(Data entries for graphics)
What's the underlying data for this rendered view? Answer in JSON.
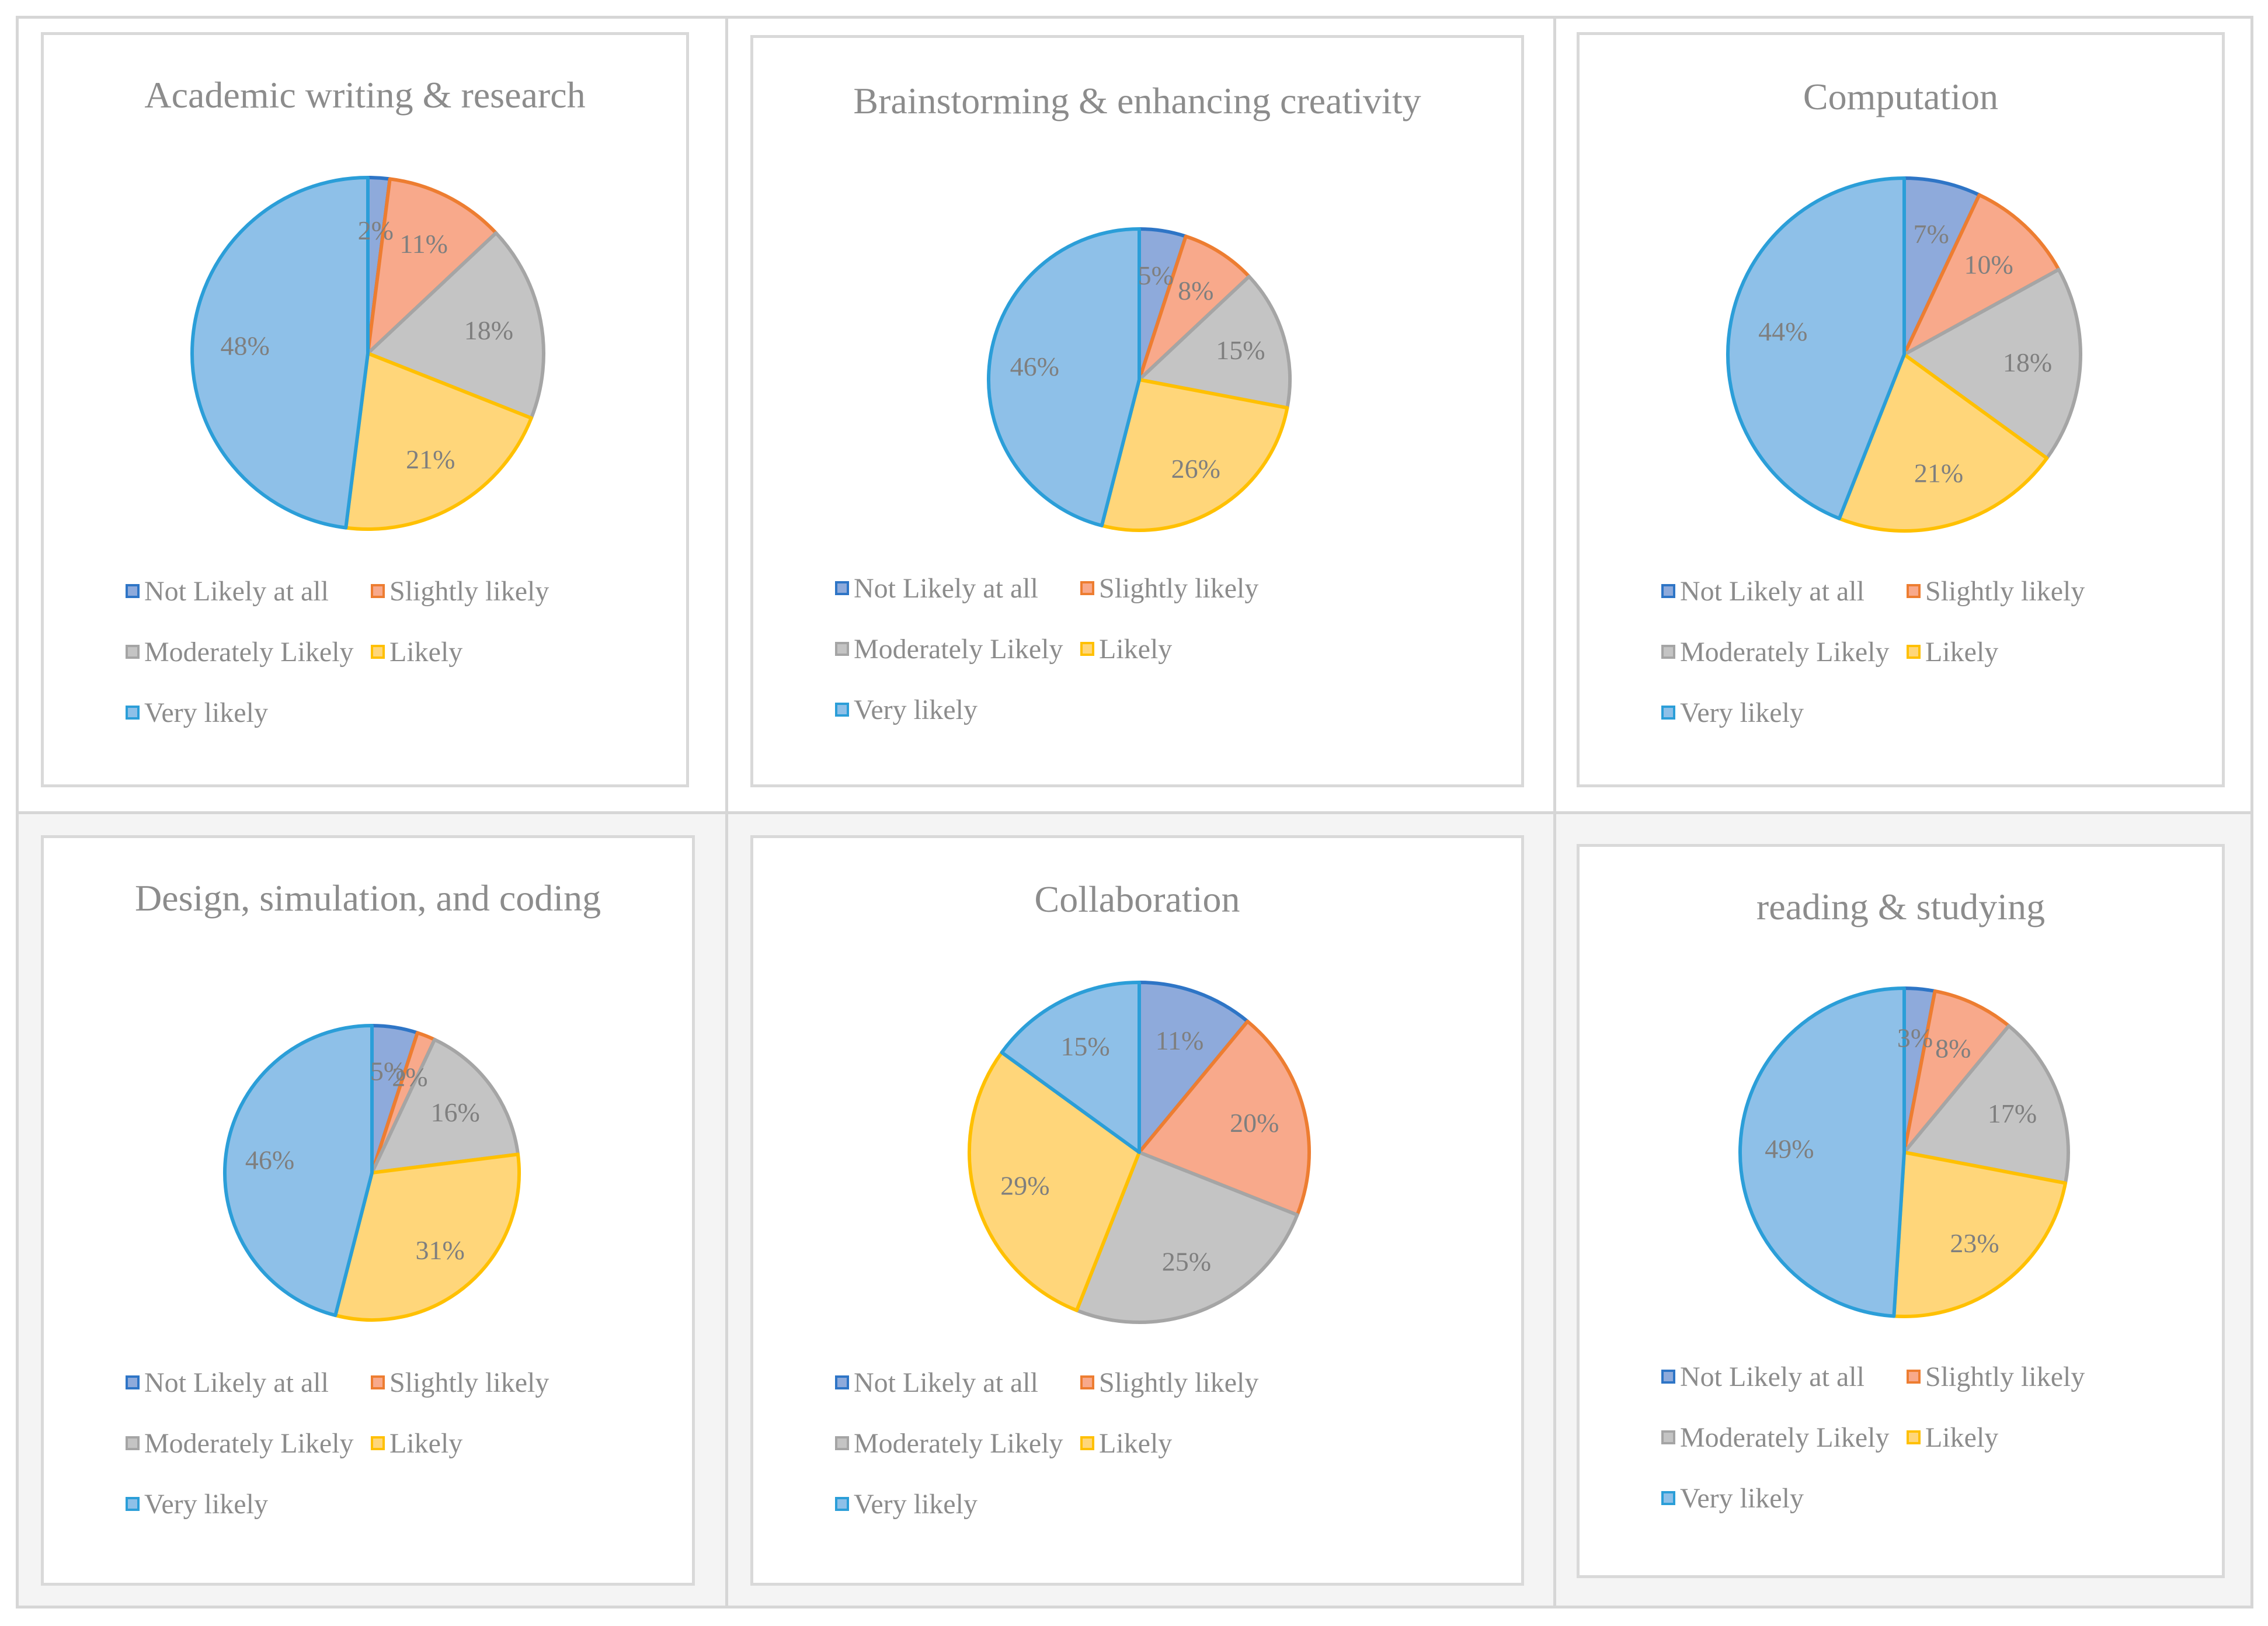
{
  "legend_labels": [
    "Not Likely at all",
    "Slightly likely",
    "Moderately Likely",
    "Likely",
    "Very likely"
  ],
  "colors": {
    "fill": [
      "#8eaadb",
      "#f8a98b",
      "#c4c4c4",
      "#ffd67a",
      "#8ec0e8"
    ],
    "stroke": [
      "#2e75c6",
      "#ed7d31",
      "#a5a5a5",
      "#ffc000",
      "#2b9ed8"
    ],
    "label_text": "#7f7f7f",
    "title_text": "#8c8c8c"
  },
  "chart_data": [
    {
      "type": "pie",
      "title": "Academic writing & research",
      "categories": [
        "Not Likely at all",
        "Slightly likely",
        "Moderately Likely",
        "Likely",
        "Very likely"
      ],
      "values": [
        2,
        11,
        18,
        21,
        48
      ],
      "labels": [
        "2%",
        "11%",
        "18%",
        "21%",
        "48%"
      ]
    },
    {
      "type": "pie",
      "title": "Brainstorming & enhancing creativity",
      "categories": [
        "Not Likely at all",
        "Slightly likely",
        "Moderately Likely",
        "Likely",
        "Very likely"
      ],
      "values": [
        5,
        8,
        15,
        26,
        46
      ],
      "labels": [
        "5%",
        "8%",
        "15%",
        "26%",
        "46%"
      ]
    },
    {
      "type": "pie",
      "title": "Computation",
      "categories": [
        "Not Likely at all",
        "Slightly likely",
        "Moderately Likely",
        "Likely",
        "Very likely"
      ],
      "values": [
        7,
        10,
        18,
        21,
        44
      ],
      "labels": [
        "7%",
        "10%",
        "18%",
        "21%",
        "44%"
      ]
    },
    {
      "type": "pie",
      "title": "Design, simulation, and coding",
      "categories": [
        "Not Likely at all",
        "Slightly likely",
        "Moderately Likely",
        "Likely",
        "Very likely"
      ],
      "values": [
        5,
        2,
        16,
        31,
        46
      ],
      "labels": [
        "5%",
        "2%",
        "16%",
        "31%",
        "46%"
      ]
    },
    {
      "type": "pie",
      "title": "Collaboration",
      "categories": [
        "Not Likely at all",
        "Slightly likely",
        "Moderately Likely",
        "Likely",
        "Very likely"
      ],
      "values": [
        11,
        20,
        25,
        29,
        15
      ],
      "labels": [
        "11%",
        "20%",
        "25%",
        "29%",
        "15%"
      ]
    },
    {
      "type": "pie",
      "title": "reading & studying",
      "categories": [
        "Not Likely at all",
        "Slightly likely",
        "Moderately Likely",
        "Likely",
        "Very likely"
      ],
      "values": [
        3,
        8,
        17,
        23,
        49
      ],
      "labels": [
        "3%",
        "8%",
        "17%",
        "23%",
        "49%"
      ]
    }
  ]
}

Brief:
Keep the pictures out of the copy and write out the data exactly as it stands.

Answer to this task:
What's the underlying data for this rendered view? Answer in JSON.
{
  "legend_labels": [
    "Not Likely at all",
    "Slightly likely",
    "Moderately Likely",
    "Likely",
    "Very likely"
  ],
  "colors": {
    "fill": [
      "#8eaadb",
      "#f8a98b",
      "#c4c4c4",
      "#ffd67a",
      "#8ec0e8"
    ],
    "stroke": [
      "#2e75c6",
      "#ed7d31",
      "#a5a5a5",
      "#ffc000",
      "#2b9ed8"
    ],
    "label_text": "#7f7f7f",
    "title_text": "#8c8c8c"
  },
  "chart_data": [
    {
      "type": "pie",
      "title": "Academic writing & research",
      "categories": [
        "Not Likely at all",
        "Slightly likely",
        "Moderately Likely",
        "Likely",
        "Very likely"
      ],
      "values": [
        2,
        11,
        18,
        21,
        48
      ],
      "labels": [
        "2%",
        "11%",
        "18%",
        "21%",
        "48%"
      ]
    },
    {
      "type": "pie",
      "title": "Brainstorming & enhancing creativity",
      "categories": [
        "Not Likely at all",
        "Slightly likely",
        "Moderately Likely",
        "Likely",
        "Very likely"
      ],
      "values": [
        5,
        8,
        15,
        26,
        46
      ],
      "labels": [
        "5%",
        "8%",
        "15%",
        "26%",
        "46%"
      ]
    },
    {
      "type": "pie",
      "title": "Computation",
      "categories": [
        "Not Likely at all",
        "Slightly likely",
        "Moderately Likely",
        "Likely",
        "Very likely"
      ],
      "values": [
        7,
        10,
        18,
        21,
        44
      ],
      "labels": [
        "7%",
        "10%",
        "18%",
        "21%",
        "44%"
      ]
    },
    {
      "type": "pie",
      "title": "Design, simulation, and coding",
      "categories": [
        "Not Likely at all",
        "Slightly likely",
        "Moderately Likely",
        "Likely",
        "Very likely"
      ],
      "values": [
        5,
        2,
        16,
        31,
        46
      ],
      "labels": [
        "5%",
        "2%",
        "16%",
        "31%",
        "46%"
      ]
    },
    {
      "type": "pie",
      "title": "Collaboration",
      "categories": [
        "Not Likely at all",
        "Slightly likely",
        "Moderately Likely",
        "Likely",
        "Very likely"
      ],
      "values": [
        11,
        20,
        25,
        29,
        15
      ],
      "labels": [
        "11%",
        "20%",
        "25%",
        "29%",
        "15%"
      ]
    },
    {
      "type": "pie",
      "title": "reading & studying",
      "categories": [
        "Not Likely at all",
        "Slightly likely",
        "Moderately Likely",
        "Likely",
        "Very likely"
      ],
      "values": [
        3,
        8,
        17,
        23,
        49
      ],
      "labels": [
        "3%",
        "8%",
        "17%",
        "23%",
        "49%"
      ]
    }
  ]
}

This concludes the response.